- PROBLEM STATEMENT: Can you find the lines of the listing that include "अवसर" and copy every one?

- DATA PROVIDED:

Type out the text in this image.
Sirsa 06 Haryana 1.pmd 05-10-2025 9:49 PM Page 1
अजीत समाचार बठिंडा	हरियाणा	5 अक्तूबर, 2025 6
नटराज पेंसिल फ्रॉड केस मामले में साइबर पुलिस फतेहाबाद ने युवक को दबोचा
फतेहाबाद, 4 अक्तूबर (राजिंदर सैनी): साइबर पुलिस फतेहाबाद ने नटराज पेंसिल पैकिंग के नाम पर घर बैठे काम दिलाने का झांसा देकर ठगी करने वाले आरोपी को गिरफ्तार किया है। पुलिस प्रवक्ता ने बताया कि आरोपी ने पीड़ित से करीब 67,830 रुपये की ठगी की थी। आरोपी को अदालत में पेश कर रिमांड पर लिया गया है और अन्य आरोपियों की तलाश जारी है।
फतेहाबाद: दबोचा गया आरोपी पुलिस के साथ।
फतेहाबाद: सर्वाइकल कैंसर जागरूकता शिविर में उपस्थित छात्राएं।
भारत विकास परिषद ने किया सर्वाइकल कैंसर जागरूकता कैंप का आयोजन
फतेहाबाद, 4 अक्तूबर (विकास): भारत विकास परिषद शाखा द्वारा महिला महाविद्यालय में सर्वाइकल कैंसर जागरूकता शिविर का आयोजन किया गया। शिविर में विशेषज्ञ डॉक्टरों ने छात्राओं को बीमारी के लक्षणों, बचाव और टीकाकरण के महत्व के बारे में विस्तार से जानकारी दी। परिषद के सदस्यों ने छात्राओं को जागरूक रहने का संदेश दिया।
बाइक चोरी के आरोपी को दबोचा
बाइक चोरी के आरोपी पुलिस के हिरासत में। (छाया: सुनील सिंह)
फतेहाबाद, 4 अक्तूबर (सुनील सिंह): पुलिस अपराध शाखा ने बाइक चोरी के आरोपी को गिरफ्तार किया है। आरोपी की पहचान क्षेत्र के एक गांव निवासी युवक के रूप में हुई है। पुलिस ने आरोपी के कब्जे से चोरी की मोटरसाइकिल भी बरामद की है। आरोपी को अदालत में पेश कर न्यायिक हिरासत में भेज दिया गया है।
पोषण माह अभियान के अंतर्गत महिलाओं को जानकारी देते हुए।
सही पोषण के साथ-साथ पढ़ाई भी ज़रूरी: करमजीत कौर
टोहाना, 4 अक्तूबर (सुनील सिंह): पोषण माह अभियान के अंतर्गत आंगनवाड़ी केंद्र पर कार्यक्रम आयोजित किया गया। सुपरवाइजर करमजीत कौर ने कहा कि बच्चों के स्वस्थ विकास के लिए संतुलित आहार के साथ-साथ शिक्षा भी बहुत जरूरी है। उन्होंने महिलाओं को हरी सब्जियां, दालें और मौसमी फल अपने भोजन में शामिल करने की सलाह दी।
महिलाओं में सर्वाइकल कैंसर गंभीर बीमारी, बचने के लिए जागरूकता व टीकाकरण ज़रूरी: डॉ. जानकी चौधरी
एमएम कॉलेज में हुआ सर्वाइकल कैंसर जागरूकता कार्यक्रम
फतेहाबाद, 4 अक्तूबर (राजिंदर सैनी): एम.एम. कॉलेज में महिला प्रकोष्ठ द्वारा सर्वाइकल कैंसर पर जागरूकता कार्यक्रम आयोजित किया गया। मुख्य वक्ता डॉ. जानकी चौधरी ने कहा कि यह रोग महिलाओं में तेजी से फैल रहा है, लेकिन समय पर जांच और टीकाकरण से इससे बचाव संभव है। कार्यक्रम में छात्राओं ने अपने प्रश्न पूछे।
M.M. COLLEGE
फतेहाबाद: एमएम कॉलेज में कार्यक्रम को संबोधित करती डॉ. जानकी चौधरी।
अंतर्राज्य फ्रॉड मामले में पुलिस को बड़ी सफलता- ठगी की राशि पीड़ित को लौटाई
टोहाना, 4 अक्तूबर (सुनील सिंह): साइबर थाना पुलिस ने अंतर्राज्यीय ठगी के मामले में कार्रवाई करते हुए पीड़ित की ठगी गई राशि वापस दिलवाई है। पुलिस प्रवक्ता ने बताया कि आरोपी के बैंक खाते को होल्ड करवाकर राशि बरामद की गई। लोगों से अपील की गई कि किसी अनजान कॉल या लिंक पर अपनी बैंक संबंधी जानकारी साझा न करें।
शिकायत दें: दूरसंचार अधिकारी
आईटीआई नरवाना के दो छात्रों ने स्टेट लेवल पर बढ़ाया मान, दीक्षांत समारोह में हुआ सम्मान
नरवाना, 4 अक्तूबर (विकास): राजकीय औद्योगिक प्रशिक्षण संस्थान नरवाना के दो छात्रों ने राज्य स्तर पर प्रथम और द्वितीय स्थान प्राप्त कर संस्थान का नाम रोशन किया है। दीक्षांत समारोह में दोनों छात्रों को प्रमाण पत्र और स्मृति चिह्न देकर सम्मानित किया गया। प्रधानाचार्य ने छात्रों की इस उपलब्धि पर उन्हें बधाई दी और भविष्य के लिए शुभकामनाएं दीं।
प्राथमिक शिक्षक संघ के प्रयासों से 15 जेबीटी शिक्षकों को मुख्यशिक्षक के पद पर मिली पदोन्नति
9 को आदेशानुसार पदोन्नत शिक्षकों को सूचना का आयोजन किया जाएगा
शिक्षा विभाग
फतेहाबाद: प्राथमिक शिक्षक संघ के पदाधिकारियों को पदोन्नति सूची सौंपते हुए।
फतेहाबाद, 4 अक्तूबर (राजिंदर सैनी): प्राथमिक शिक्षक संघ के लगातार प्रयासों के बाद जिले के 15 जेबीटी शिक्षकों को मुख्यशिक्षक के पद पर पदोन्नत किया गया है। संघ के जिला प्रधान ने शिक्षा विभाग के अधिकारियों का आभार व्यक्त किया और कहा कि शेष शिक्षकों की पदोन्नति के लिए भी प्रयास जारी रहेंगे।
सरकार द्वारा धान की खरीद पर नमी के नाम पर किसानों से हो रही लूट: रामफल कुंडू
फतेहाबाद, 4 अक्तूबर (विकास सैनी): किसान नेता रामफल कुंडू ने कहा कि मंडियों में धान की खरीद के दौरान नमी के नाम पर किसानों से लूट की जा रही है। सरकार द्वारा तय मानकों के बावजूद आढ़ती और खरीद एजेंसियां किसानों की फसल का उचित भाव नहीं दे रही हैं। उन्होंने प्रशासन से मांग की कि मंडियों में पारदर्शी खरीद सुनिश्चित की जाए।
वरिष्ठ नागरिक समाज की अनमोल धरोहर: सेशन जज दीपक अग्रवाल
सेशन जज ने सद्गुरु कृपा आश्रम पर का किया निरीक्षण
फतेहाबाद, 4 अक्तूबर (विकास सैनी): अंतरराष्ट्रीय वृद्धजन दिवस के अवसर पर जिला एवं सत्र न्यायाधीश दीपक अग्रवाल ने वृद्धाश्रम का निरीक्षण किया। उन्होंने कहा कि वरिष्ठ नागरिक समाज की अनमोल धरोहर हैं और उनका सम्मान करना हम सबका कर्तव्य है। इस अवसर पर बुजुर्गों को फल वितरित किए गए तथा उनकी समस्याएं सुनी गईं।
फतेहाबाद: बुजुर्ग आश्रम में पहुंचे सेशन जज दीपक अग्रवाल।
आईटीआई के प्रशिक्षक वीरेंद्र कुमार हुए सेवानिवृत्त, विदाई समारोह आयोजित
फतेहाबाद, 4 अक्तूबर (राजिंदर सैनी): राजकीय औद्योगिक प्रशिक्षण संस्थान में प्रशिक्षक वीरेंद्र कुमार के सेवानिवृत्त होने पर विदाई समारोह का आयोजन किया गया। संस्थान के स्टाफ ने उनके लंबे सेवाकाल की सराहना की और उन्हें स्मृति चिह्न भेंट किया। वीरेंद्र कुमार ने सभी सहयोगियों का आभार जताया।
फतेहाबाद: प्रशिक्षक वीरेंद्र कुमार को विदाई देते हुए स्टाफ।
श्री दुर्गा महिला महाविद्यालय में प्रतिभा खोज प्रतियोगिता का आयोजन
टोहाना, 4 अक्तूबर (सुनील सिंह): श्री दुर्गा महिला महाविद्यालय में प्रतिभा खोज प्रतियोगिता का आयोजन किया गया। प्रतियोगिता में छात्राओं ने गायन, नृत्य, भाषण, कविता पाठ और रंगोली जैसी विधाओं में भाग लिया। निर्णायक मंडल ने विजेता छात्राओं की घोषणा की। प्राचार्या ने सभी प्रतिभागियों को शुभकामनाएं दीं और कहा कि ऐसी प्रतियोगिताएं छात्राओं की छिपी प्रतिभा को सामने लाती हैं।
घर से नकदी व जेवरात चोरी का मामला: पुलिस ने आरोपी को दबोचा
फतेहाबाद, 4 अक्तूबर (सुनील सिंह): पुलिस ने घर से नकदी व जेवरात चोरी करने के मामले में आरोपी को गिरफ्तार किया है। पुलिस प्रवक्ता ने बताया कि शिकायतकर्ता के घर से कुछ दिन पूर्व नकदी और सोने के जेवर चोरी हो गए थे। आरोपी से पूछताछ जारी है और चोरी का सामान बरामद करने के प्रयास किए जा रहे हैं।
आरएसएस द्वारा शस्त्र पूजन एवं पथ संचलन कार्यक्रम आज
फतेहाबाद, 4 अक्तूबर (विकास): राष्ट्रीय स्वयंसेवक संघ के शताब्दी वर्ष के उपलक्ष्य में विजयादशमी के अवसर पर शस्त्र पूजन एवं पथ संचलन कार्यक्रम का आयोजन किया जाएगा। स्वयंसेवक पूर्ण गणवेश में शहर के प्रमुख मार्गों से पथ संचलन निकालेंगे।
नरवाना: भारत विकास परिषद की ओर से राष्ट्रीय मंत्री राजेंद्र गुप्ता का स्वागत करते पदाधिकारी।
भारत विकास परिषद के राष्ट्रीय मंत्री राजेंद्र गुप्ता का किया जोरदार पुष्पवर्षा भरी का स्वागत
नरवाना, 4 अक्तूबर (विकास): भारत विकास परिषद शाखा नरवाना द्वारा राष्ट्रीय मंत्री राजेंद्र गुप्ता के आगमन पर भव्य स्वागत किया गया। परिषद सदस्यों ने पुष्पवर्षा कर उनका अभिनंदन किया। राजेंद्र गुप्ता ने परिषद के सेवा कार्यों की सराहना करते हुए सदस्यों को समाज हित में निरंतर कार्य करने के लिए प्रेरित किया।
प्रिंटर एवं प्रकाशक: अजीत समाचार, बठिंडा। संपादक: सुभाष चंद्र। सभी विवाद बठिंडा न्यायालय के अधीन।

- WRITTEN SOLUTION:
फतेहाबाद, 4 अक्तूबर (विकास सैनी): अंतरराष्ट्रीय वृद्धजन दिवस के अवसर पर जिला एवं सत्र न्यायाधीश दीपक अग्रवाल ने वृद्धाश्रम का निरीक्षण किया। उन्होंने कहा कि वरिष्ठ नागरिक समाज की अनमोल धरोहर हैं और उनका सम्मान करना हम सबका कर्तव्य है। इस अवसर पर बुजुर्गों को फल वितरित किए गए तथा उनकी समस्याएं सुनी गईं।
फतेहाबाद, 4 अक्तूबर (विकास): राष्ट्रीय स्वयंसेवक संघ के शताब्दी वर्ष के उपलक्ष्य में विजयादशमी के अवसर पर शस्त्र पूजन एवं पथ संचलन कार्यक्रम का आयोजन किया जाएगा। स्वयंसेवक पूर्ण गणवेश में शहर के प्रमुख मार्गों से पथ संचलन निकालेंगे।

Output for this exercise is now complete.